**Problem statement**: Without the images, write out the whole listing exactly.

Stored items
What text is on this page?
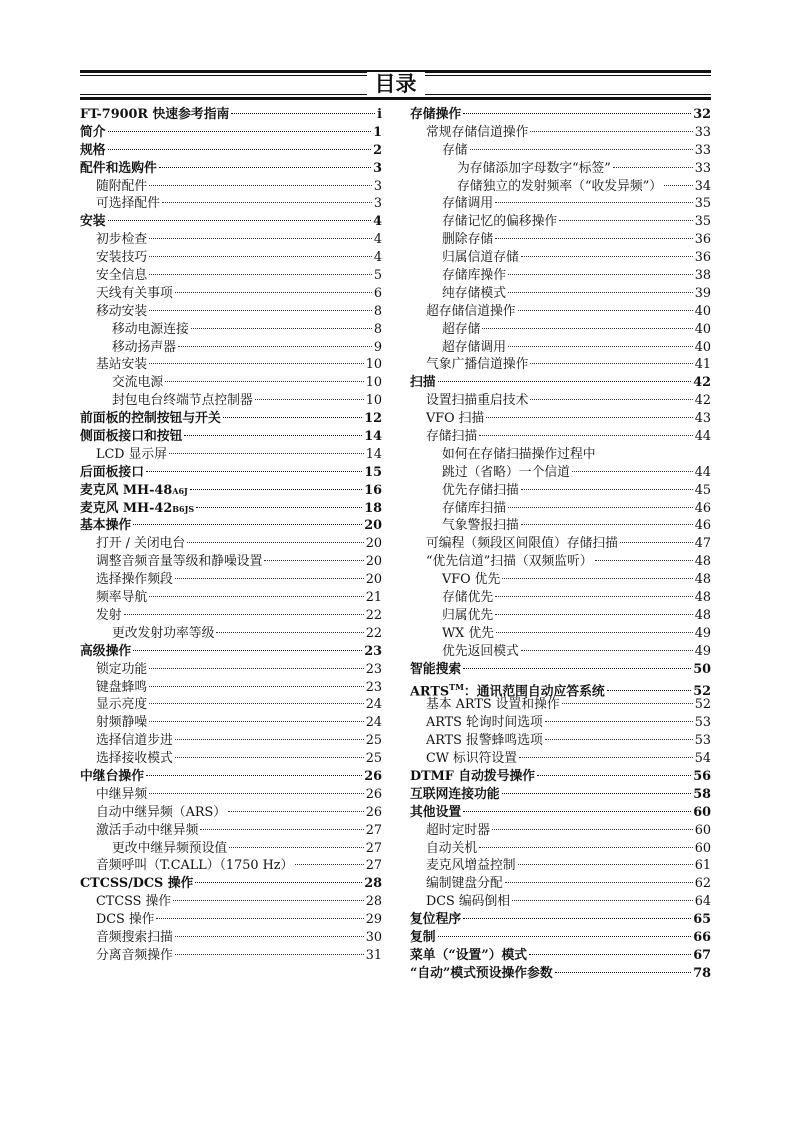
目录
FT-7900R 快速参考指南	i
简介	1
规格	2
配件和选购件	3
随附配件	3
可选择配件	3
安装	4
初步检查	4
安装技巧	4
安全信息	5
天线有关事项	6
移动安装	8
移动电源连接	8
移动扬声器	9
基站安装	10
交流电源	10
封包电台终端节点控制器	10
前面板的控制按钮与开关	12
侧面板接口和按钮	14
LCD 显示屏	14
后面板接口	15
麦克风 MH-48A6J	16
麦克风 MH-42B6JS	18
基本操作	20
打开 / 关闭电台	20
调整音频音量等级和静噪设置	20
选择操作频段	20
频率导航	21
发射	22
更改发射功率等级	22
高级操作	23
锁定功能	23
键盘蜂鸣	23
显示亮度	24
射频静噪	24
选择信道步进	25
选择接收模式	25
中继台操作	26
中继异频	26
自动中继异频（ARS）	26
激活手动中继异频	27
更改中继异频预设值	27
音频呼叫（T.CALL）（1750 Hz）	27
CTCSS/DCS 操作	28
CTCSS 操作	28
DCS 操作	29
音频搜索扫描	30
分离音频操作	31
存储操作	32
常规存储信道操作	33
存储	33
为存储添加字母数字“标签”	33
存储独立的发射频率（“收发异频”）	34
存储调用	35
存储记忆的偏移操作	35
删除存储	36
归属信道存储	36
存储库操作	38
纯存储模式	39
超存储信道操作	40
超存储	40
超存储调用	40
气象广播信道操作	41
扫描	42
设置扫描重启技术	42
VFO 扫描	43
存储扫描	44
如何在存储扫描操作过程中
跳过（省略）一个信道	44
优先存储扫描	45
存储库扫描	46
气象警报扫描	46
可编程（频段区间限值）存储扫描	47
“优先信道”扫描（双频监听）	48
VFO 优先	48
存储优先	48
归属优先	48
WX 优先	49
优先返回模式	49
智能搜索	50
ARTS™：通讯范围自动应答系统	52
基本 ARTS 设置和操作	52
ARTS 轮询时间选项	53
ARTS 报警蜂鸣选项	53
CW 标识符设置	54
DTMF 自动拨号操作	56
互联网连接功能	58
其他设置	60
超时定时器	60
自动关机	60
麦克风增益控制	61
编制键盘分配	62
DCS 编码倒相	64
复位程序	65
复制	66
菜单（“设置”）模式	67
“自动”模式预设操作参数	78
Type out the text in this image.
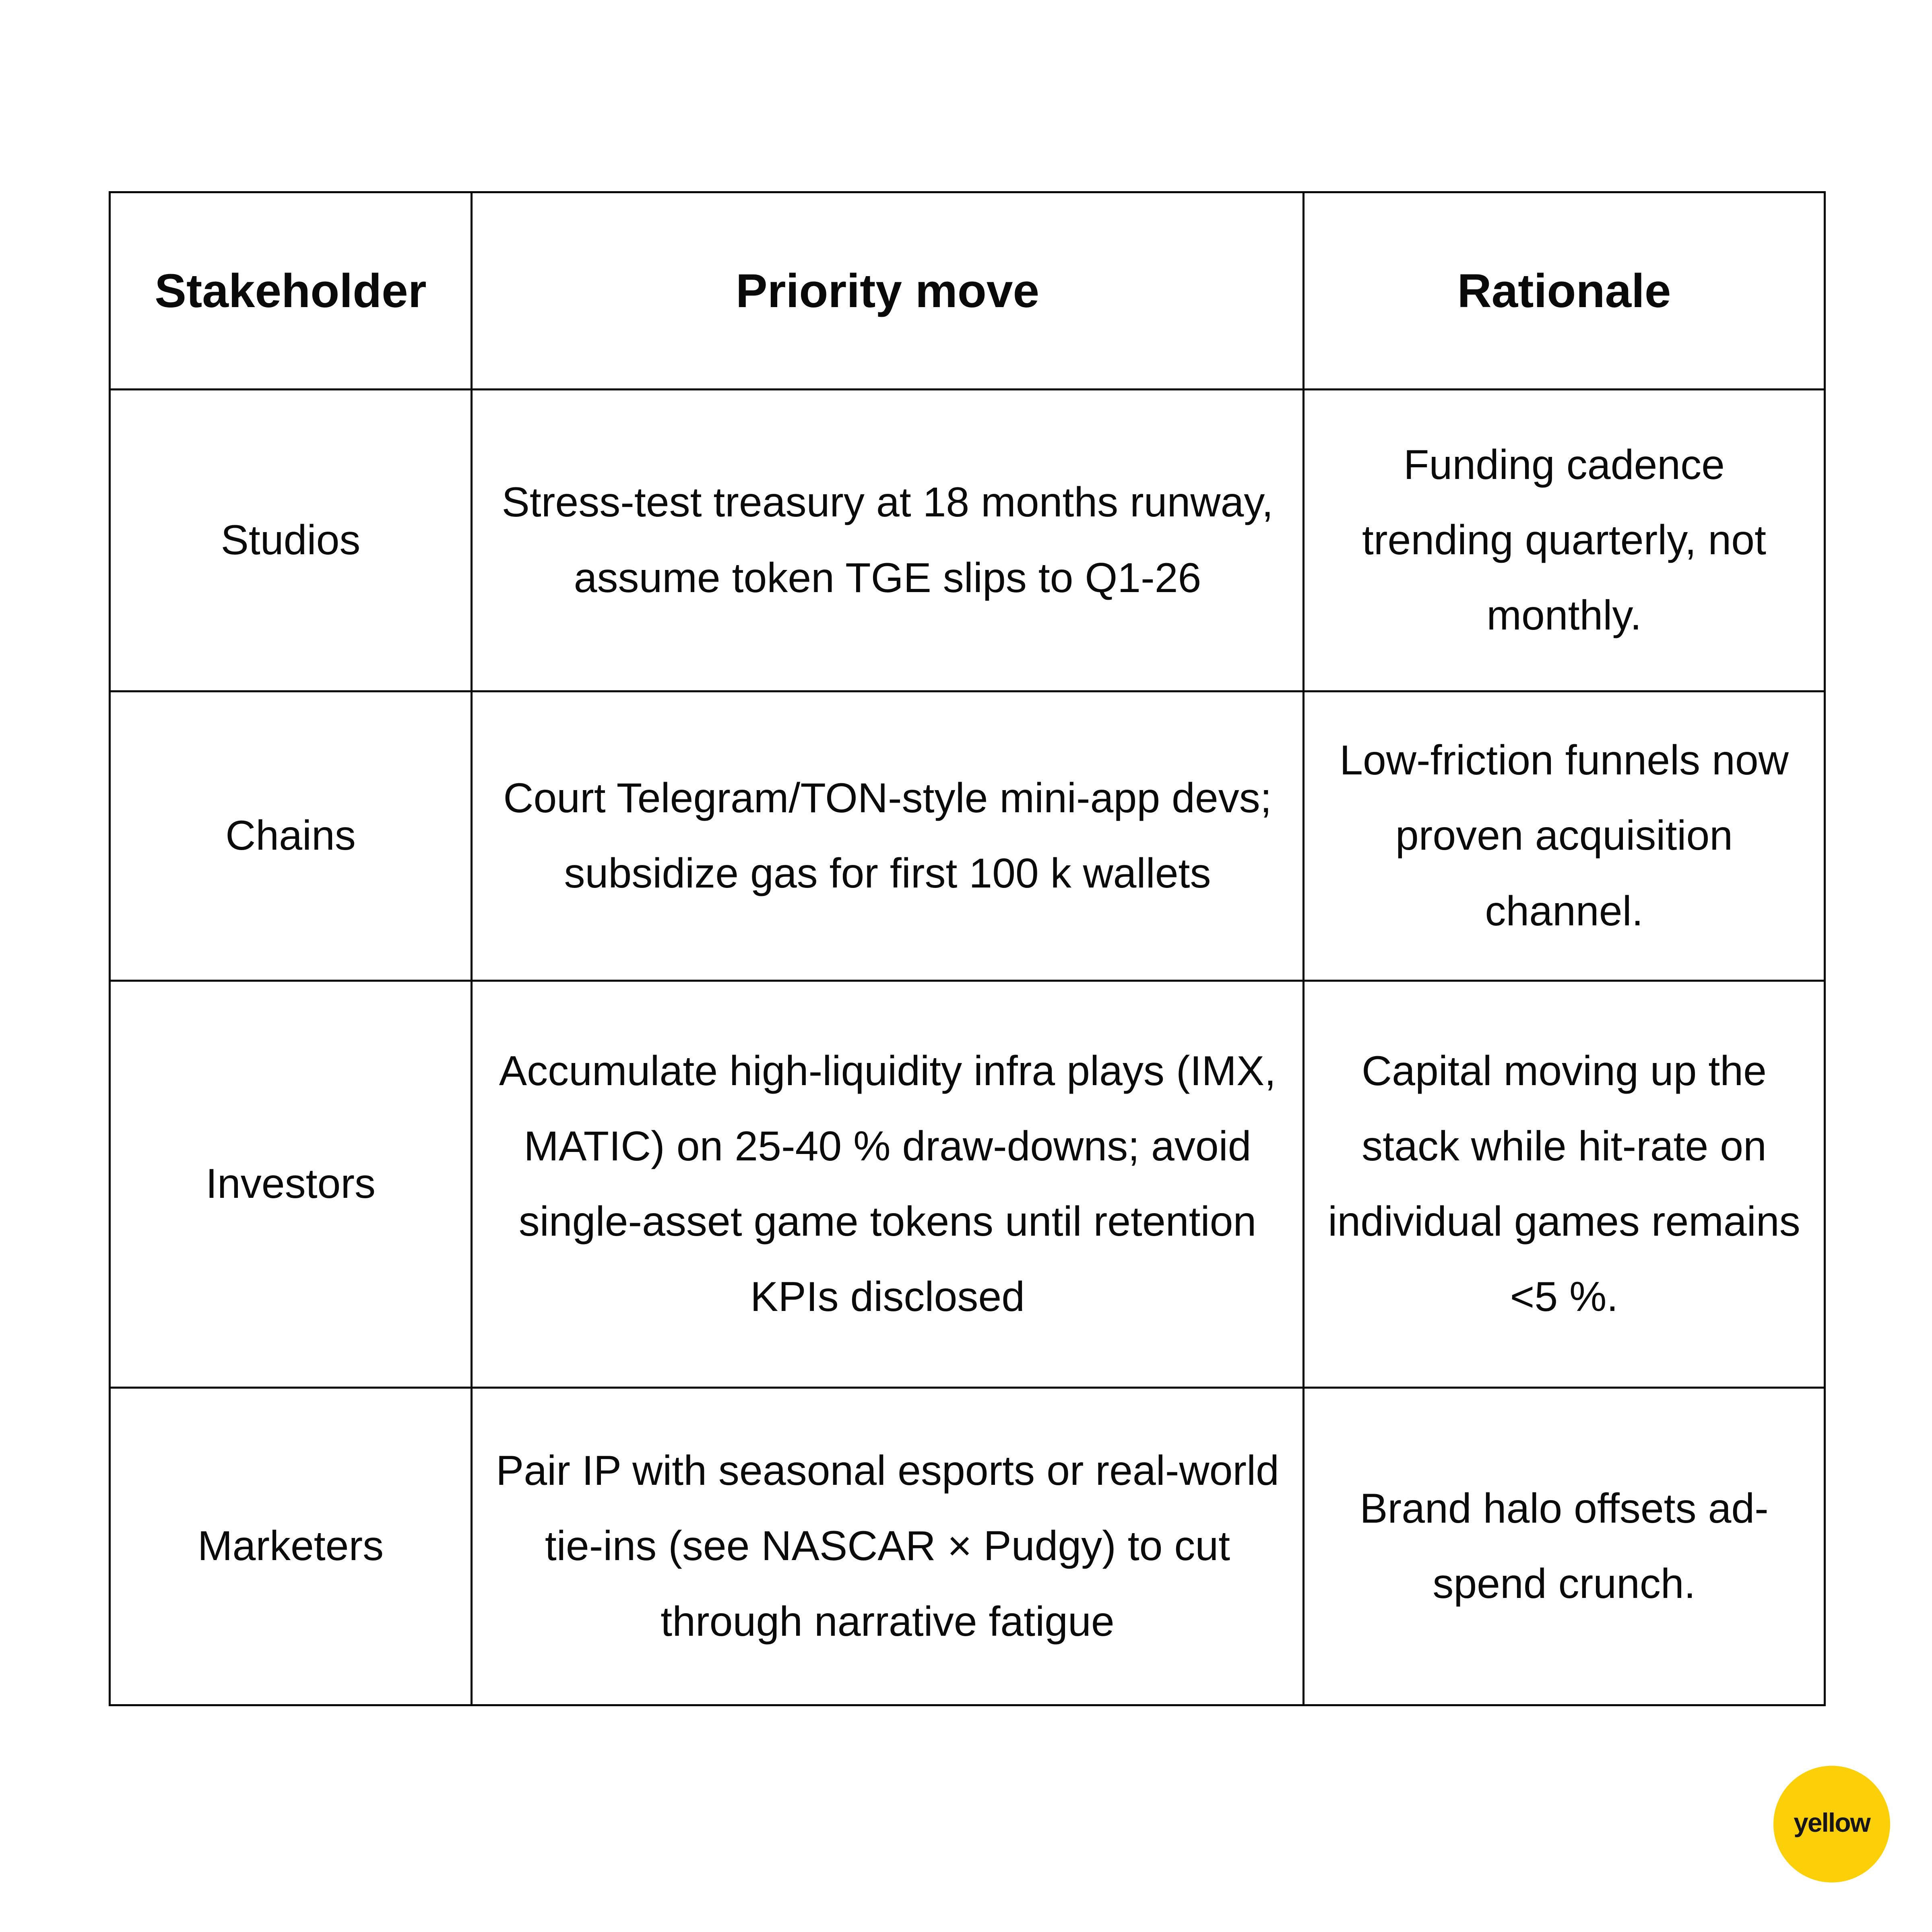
Stakeholder	Priority move	Rationale
Studios	Stress-test treasury at 18 months runway, assume token TGE slips to Q1-26	Funding cadence trending quarterly, not monthly.
Chains	Court Telegram/TON-style mini-app devs; subsidize gas for first 100 k wallets	Low-friction funnels now proven acquisition channel.
Investors	Accumulate high-liquidity infra plays (IMX, MATIC) on 25-40 % draw-downs; avoid single-asset game tokens until retention KPIs disclosed	Capital moving up the stack while hit-rate on individual games remains <5 %.
Marketers	Pair IP with seasonal esports or real-world tie-ins (see NASCAR × Pudgy) to cut through narrative fatigue	Brand halo offsets ad-spend crunch.
yellow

**Written response**:
What text is on this page?
目录
FT-7900R 快速参考指南	i
简介	1
规格	2
配件和选购件	3
随附配件	3
可选择配件	3
安装	4
初步检查	4
安装技巧	4
安全信息	5
天线有关事项	6
移动安装	8
移动电源连接	8
移动扬声器	9
基站安装	10
交流电源	10
封包电台终端节点控制器	10
前面板的控制按钮与开关	12
侧面板接口和按钮	14
LCD 显示屏	14
后面板接口	15
麦克风 MH-48A6J	16
麦克风 MH-42B6JS	18
基本操作	20
打开 / 关闭电台	20
调整音频音量等级和静噪设置	20
选择操作频段	20
频率导航	21
发射	22
更改发射功率等级	22
高级操作	23
锁定功能	23
键盘蜂鸣	23
显示亮度	24
射频静噪	24
选择信道步进	25
选择接收模式	25
中继台操作	26
中继异频	26
自动中继异频（ARS）	26
激活手动中继异频	27
更改中继异频预设值	27
音频呼叫（T.CALL）（1750 Hz）	27
CTCSS/DCS 操作	28
CTCSS 操作	28
DCS 操作	29
音频搜索扫描	30
分离音频操作	31
存储操作	32
常规存储信道操作	33
存储	33
为存储添加字母数字“标签”	33
存储独立的发射频率（“收发异频”）	34
存储调用	35
存储记忆的偏移操作	35
删除存储	36
归属信道存储	36
存储库操作	38
纯存储模式	39
超存储信道操作	40
超存储	40
超存储调用	40
气象广播信道操作	41
扫描	42
设置扫描重启技术	42
VFO 扫描	43
存储扫描	44
如何在存储扫描操作过程中
跳过（省略）一个信道	44
优先存储扫描	45
存储库扫描	46
气象警报扫描	46
可编程（频段区间限值）存储扫描	47
“优先信道”扫描（双频监听）	48
VFO 优先	48
存储优先	48
归属优先	48
WX 优先	49
优先返回模式	49
智能搜索	50
ARTS™：通讯范围自动应答系统	52
基本 ARTS 设置和操作	52
ARTS 轮询时间选项	53
ARTS 报警蜂鸣选项	53
CW 标识符设置	54
DTMF 自动拨号操作	56
互联网连接功能	58
其他设置	60
超时定时器	60
自动关机	60
麦克风增益控制	61
编制键盘分配	62
DCS 编码倒相	64
复位程序	65
复制	66
菜单（“设置”）模式	67
“自动”模式预设操作参数	78
Type out the text in this image.
Stakeholder	Priority move	Rationale
Studios	Stress-test treasury at 18 months runway, assume token TGE slips to Q1-26	Funding cadence trending quarterly, not monthly.
Chains	Court Telegram/TON-style mini-app devs; subsidize gas for first 100 k wallets	Low-friction funnels now proven acquisition channel.
Investors	Accumulate high-liquidity infra plays (IMX, MATIC) on 25-40 % draw-downs; avoid single-asset game tokens until retention KPIs disclosed	Capital moving up the stack while hit-rate on individual games remains <5 %.
Marketers	Pair IP with seasonal esports or real-world tie-ins (see NASCAR × Pudgy) to cut through narrative fatigue	Brand halo offsets ad-spend crunch.
yellow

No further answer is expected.